Records that describe figures
┌────────
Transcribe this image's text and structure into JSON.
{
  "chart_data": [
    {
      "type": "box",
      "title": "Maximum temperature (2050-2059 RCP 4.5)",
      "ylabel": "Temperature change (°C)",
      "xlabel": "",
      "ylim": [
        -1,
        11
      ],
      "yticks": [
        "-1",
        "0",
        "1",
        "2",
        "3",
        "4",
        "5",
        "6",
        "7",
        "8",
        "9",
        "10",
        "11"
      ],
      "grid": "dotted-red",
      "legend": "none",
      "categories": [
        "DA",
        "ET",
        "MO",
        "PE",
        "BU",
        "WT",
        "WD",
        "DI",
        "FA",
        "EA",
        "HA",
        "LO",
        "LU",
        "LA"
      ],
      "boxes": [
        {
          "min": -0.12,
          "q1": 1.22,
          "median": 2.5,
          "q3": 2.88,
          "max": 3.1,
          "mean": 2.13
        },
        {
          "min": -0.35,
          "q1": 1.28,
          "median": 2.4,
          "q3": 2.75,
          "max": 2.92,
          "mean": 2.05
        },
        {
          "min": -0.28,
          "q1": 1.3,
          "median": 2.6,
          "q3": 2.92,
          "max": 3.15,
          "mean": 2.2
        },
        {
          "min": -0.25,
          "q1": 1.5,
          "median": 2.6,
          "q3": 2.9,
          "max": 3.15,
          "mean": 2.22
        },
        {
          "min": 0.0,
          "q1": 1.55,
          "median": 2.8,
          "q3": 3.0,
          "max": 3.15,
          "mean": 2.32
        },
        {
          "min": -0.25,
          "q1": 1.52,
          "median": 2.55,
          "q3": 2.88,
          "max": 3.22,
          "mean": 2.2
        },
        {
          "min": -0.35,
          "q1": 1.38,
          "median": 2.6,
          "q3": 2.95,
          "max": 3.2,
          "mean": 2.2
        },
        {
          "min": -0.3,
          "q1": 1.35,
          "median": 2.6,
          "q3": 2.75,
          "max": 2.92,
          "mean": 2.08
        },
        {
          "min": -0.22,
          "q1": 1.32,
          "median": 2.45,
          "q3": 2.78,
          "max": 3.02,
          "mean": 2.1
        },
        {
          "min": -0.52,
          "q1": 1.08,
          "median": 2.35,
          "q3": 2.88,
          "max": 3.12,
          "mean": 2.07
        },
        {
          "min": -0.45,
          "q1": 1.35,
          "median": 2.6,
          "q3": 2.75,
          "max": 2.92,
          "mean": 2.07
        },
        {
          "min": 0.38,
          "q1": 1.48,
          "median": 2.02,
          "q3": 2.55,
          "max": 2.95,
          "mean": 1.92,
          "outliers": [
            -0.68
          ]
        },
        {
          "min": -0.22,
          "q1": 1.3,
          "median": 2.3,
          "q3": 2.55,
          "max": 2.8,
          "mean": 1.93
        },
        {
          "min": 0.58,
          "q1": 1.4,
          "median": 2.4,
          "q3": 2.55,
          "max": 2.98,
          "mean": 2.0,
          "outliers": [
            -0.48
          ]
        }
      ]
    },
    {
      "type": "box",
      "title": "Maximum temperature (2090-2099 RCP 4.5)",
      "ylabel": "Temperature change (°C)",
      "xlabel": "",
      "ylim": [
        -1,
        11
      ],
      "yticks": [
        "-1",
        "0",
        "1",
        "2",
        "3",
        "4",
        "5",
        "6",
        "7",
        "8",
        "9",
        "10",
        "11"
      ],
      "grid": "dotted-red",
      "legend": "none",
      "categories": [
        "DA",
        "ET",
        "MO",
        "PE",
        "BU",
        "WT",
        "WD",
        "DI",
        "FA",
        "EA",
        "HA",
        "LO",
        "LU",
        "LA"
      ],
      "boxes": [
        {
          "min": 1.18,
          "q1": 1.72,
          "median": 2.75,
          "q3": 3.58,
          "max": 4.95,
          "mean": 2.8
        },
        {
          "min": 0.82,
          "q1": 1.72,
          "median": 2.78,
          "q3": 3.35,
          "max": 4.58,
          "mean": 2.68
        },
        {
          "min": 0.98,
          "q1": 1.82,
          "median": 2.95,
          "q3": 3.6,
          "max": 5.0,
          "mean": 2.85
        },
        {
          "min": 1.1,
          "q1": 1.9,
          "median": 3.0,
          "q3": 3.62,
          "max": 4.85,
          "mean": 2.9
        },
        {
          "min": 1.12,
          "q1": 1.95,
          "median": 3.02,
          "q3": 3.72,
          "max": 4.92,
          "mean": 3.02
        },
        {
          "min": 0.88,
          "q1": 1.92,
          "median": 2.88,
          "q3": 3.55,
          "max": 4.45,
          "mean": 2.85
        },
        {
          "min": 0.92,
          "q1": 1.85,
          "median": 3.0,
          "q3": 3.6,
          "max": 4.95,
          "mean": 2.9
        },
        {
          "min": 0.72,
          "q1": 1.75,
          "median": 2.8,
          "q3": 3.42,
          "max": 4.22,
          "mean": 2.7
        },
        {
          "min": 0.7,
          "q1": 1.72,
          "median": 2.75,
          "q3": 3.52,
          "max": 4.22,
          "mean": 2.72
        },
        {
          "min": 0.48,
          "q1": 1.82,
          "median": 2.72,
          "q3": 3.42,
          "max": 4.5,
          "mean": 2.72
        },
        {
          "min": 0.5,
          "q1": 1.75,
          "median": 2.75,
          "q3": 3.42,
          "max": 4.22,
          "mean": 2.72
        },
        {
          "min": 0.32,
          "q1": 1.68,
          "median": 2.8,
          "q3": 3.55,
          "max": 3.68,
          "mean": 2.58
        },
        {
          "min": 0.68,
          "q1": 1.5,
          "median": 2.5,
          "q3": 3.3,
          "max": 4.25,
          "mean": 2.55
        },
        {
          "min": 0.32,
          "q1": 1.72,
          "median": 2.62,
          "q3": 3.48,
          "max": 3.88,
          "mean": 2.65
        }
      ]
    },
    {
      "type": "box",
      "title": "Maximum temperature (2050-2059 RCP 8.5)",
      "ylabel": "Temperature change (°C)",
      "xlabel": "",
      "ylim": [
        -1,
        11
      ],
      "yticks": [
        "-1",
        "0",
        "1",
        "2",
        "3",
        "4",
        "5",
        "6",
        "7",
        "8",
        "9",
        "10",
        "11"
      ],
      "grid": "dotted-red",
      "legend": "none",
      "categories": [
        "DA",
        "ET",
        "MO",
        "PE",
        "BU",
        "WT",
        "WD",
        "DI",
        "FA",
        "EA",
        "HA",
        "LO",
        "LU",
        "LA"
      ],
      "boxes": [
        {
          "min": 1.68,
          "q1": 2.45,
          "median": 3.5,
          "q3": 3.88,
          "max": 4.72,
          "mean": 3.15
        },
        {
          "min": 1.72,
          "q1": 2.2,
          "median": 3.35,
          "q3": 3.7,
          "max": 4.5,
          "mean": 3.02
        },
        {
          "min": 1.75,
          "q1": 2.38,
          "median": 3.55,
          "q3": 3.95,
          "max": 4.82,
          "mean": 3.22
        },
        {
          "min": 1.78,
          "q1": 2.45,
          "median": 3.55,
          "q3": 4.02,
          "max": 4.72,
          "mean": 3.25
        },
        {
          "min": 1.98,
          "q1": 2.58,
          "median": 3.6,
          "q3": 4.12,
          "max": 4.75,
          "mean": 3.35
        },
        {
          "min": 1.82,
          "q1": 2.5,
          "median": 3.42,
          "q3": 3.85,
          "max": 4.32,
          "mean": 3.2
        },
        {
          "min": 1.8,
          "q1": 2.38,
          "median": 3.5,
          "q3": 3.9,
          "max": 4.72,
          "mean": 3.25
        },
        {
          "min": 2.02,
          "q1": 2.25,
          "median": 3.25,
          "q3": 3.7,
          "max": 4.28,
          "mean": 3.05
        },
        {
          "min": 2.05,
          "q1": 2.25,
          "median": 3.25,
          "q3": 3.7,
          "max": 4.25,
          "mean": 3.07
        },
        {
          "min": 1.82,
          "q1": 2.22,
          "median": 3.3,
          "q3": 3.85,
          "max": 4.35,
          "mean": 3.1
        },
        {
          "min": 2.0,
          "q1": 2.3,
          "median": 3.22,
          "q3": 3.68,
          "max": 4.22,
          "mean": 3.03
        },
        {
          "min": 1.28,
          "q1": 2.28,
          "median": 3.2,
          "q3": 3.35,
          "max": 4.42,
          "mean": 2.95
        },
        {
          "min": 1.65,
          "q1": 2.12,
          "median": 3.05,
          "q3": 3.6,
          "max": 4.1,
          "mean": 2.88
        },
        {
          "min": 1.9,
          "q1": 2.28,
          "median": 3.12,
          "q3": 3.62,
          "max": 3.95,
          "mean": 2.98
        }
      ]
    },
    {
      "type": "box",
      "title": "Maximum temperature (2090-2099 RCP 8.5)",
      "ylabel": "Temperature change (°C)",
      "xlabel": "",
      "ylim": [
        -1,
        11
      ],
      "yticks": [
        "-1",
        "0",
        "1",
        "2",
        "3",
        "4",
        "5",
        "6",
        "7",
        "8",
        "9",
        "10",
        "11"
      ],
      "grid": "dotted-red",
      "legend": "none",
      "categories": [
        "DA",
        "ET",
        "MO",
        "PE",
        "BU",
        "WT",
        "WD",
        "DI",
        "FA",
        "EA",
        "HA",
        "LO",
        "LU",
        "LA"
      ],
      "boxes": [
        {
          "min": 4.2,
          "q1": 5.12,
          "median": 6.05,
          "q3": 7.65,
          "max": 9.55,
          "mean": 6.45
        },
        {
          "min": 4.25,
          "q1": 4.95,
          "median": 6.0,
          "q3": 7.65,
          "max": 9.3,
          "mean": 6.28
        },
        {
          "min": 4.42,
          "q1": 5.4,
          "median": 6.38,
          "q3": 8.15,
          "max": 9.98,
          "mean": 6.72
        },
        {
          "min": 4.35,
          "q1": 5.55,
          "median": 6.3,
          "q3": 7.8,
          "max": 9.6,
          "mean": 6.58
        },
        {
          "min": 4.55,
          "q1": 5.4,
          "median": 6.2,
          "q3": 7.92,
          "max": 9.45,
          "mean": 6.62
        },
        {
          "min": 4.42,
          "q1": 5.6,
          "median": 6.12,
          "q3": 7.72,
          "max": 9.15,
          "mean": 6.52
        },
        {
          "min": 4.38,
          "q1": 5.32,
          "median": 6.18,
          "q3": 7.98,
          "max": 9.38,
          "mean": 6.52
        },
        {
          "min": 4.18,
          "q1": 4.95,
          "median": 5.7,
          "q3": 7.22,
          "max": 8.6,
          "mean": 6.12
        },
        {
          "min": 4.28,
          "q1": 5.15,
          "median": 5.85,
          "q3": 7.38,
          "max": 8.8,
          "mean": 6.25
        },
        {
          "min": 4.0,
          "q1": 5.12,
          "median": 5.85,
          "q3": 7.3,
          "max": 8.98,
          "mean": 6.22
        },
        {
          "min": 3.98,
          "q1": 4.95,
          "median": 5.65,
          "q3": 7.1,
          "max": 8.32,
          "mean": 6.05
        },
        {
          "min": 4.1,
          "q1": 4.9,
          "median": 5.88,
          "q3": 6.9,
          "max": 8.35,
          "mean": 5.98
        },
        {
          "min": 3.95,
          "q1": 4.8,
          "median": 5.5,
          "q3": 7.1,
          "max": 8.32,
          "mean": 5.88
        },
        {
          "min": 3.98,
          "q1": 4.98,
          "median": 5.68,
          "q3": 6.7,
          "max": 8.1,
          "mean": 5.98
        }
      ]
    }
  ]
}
└────────
**Exercise prompt:** Give the count of lines in the listing above that include "title", with no other words.

**Correct answer:** 4